INSTRUCTIONS TO FOLLOW -
Work out how many lines in the listing below include the word "课标全国卷Ⅰ"; answer with the number alone.

DATA EXTRACT -
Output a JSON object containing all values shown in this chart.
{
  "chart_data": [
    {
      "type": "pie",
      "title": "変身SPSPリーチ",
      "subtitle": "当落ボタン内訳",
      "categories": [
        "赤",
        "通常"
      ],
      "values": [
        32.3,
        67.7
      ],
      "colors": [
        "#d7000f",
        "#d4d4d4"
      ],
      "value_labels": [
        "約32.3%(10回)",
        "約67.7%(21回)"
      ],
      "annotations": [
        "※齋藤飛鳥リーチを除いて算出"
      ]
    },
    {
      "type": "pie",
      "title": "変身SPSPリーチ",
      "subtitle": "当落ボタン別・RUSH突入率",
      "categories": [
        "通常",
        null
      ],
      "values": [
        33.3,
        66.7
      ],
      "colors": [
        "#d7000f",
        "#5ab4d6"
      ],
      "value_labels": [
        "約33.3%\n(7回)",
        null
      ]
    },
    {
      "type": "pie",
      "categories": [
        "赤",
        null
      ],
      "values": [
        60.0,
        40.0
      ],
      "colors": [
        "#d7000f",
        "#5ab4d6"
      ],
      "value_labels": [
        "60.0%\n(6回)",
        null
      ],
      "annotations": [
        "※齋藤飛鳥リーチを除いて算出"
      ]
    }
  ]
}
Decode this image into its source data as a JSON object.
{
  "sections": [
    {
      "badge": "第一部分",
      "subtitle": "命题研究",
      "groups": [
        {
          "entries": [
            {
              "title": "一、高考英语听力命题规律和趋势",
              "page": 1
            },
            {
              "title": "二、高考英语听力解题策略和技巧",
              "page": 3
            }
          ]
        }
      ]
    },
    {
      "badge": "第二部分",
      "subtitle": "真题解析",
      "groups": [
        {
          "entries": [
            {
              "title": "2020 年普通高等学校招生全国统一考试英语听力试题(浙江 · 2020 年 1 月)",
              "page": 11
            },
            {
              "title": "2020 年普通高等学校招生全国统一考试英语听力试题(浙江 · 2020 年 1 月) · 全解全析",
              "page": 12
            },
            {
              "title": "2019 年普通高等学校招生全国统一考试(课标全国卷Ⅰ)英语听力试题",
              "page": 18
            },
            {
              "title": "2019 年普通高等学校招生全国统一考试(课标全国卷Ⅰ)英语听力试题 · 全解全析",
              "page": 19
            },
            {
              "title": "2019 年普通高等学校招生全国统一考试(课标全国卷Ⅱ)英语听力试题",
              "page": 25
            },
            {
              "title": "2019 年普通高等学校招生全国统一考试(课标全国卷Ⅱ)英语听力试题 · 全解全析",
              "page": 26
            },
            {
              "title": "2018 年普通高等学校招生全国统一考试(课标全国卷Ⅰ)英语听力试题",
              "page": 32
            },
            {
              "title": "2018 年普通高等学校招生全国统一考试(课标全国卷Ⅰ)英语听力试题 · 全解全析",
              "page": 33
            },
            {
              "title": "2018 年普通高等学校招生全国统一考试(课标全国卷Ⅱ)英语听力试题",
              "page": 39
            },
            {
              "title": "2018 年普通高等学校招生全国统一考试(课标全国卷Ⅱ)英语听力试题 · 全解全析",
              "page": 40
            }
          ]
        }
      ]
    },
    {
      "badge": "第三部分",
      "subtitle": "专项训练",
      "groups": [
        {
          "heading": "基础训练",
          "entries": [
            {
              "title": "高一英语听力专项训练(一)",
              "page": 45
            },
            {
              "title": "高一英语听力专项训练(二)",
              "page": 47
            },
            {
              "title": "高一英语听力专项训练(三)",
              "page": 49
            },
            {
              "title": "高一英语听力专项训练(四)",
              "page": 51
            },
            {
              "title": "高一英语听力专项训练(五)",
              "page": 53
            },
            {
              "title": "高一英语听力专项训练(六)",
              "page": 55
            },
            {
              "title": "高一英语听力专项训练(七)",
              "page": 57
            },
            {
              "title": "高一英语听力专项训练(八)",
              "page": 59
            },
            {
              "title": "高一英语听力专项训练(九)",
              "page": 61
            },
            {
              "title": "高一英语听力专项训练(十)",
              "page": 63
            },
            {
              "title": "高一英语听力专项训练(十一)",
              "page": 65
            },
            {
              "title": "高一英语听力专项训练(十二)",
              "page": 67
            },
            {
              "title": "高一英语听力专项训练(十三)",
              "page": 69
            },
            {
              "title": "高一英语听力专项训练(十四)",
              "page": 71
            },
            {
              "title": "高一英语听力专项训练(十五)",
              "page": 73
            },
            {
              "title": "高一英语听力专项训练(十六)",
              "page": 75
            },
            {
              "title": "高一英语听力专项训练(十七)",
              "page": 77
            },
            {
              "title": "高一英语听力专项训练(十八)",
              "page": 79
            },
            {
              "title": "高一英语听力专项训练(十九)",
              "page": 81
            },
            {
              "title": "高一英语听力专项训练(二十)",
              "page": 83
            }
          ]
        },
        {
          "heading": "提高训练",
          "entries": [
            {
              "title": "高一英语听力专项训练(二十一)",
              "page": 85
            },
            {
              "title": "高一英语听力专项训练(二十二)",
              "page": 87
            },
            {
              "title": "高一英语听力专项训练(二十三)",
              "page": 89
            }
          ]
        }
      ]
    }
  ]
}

RESPONSE TO THIS TASK -
4